Need Solution for RD Sharma Maths Class 12 Chapter Maxima and Minima Exercise 17.2 Question 6

$x= 3$ and $x= 1$ is the point of  local minima and  local maxima respectively. The value of local  minima and maxima is 15 and 19 respectively.

Hint:

Use first derivative test to find the point and value of local maxima and local minima.

Given:

$f\left ( x \right )=x^{3}-6x^{2}+9x+15$

Solution:

$f\left ( x \right )=x^{3}-6x^{2}+9x+15$

Differentiating f(x) with respect to ‘x’ then,

$\frac{d}{d x}\{f(x)\}=\frac{d}{d x}\left\{x^{3}-6 x^{2}+9 x+15\right\} \quad\left[\because \frac{d}{d x}\left(a x^{3}+b x^{2}+c x+d\right)=\frac{d}{d x}\left(a x^{3}\right)+\frac{d}{d x}\left(b x^{2}\right)+\frac{d}{d x}(c x)+\frac{d}{d x}(d)\right]$

$=\frac{d}{d x}\left(x^{3}\right)-\frac{d}{d x}\left(6 x^{2}\right)+\frac{d}{d x}(9 x)+\frac{d}{d x}(15)$

$=\frac{d}{d x}\left(x^{3}\right)-6 \frac{d}{d x}\left(x^{2}\right)+9 \frac{d}{d x}(x)+\frac{d}{d x}(15)\left[\because \frac{d}{d x}\left(a x^{n}\right)=a \frac{d}{d x}\left(x^{n}\right)\right]$

$=3 x^{3-1}-6.2 x^{2-1}+9 x^{1-1}+0 \quad\left[\because \frac{d\left(x^{n}\right)}{d x}=n x^{n-1}, \frac{d}{d x} \operatorname{constan} t=0\right]$

$\therefore f^{\prime}(x)=3 x^{2}-12 x+9 x=3\left(x^{2}-4 x+3\right)$

By first derivative test, for local maxima or local minima ,we have

\begin{aligned} &f^{\prime}(x)=0 \\ &\Rightarrow 3\left(x^{2}-4 x+3\right)=0 \Rightarrow\left(x^{2}-4 x+3\right)=0 \quad[\because 3 \neq 0] \\ &\Rightarrow(x-1)(x-3)=0 \quad \Rightarrow x-1=0 \quad \text { or } x-3=0 \\ &\Rightarrow x=1 \quad \text { or } \quad x=3 \end{aligned}

+                -                    +

-∞                          1                    3                          ∞

since$f^{\prime}(x)$ changes from -ve to +ve when $x$ increases through 3.

> Exercise set:
1. What value does the maxima and minima solution give for the local maximum?
2. List the section headings that appear in the maxima and minima solution.
3. Continue the maxima and minima solution from its last sentence.

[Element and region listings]

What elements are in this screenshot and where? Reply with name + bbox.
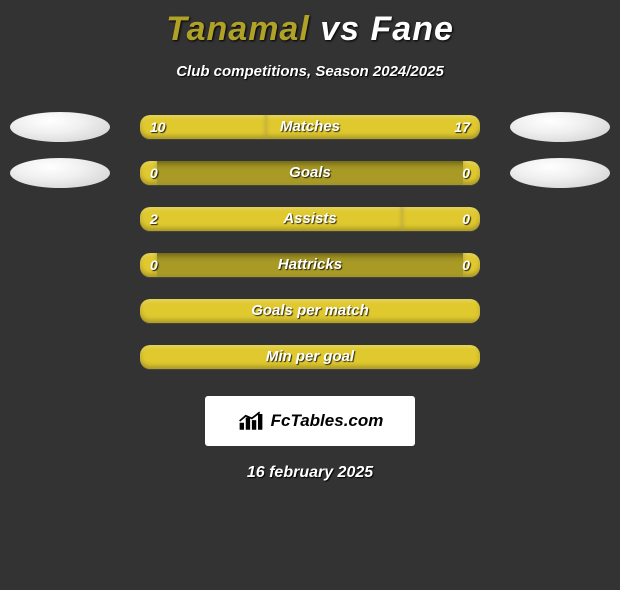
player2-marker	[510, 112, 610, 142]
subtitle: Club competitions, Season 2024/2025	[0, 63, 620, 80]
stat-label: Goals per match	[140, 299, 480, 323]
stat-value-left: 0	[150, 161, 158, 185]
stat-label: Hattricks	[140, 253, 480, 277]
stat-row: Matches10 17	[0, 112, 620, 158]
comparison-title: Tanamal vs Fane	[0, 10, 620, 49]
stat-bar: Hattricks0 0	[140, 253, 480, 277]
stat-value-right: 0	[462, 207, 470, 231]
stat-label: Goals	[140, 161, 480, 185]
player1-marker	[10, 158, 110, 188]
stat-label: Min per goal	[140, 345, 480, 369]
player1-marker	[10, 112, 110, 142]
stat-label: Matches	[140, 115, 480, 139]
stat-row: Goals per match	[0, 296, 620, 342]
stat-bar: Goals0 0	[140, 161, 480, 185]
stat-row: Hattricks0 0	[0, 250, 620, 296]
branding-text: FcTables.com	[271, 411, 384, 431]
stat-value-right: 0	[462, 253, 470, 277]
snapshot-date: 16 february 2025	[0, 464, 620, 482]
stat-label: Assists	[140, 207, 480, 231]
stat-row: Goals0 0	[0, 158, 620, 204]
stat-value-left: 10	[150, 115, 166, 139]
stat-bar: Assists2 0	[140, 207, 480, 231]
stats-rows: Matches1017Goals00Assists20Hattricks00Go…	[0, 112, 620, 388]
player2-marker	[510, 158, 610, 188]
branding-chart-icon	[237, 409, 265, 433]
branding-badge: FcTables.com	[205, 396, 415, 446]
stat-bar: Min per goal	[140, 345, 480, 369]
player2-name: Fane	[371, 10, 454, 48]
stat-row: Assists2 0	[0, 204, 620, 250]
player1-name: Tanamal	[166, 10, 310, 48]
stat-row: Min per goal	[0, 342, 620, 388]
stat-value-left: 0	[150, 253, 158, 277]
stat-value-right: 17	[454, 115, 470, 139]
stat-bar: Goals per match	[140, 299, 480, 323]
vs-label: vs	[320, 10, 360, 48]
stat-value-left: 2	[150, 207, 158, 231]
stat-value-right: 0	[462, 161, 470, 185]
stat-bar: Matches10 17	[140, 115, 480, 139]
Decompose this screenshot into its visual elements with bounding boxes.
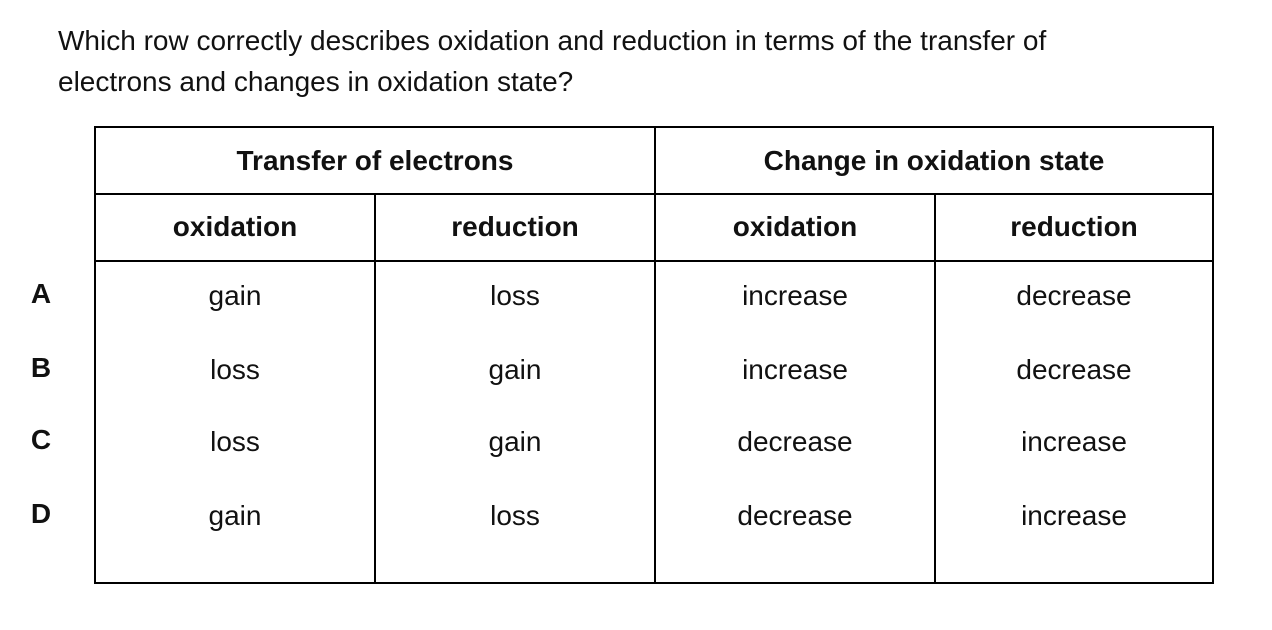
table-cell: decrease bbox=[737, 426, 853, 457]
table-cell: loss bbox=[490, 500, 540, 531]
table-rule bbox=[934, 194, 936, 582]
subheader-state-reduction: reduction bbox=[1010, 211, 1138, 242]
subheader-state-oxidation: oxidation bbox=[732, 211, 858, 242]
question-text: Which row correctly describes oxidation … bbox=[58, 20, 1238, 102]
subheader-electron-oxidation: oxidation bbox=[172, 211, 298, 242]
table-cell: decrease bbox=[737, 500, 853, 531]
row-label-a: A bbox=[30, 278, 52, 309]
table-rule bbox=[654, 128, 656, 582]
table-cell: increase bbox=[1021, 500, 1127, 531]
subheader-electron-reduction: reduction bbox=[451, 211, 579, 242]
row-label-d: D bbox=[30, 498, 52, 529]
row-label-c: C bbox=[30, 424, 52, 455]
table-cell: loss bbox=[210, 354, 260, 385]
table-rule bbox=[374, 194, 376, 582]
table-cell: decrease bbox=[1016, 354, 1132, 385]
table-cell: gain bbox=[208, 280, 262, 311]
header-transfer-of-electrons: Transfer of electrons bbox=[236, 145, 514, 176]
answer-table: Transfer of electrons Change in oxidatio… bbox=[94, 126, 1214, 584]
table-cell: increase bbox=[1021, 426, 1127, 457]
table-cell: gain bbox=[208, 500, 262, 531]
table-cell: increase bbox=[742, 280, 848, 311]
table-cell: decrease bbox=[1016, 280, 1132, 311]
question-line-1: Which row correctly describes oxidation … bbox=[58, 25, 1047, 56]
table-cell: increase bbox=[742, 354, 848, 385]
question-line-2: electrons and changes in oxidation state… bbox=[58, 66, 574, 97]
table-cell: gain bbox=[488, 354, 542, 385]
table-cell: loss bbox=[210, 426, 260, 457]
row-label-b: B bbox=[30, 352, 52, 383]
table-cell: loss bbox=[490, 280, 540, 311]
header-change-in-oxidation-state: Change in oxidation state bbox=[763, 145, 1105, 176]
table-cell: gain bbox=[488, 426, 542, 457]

> Answers for the exercise:
1. 19

2. Hint, Given, Solution

3.
So, $x=3$ is the point of local minima

The value of local minima of $f\left ( x \right )$ at $x=3$ is

\begin{aligned} f(3) &=(3)^{3}-6.3^{2}+9.3+15 \\ &=27-6.9+27+15 \\ &=54-54+15 \\ &=15 \end{aligned}

Again since $f^{\prime}(x)$ changes from +ve to -ve when $x$ increases through 1.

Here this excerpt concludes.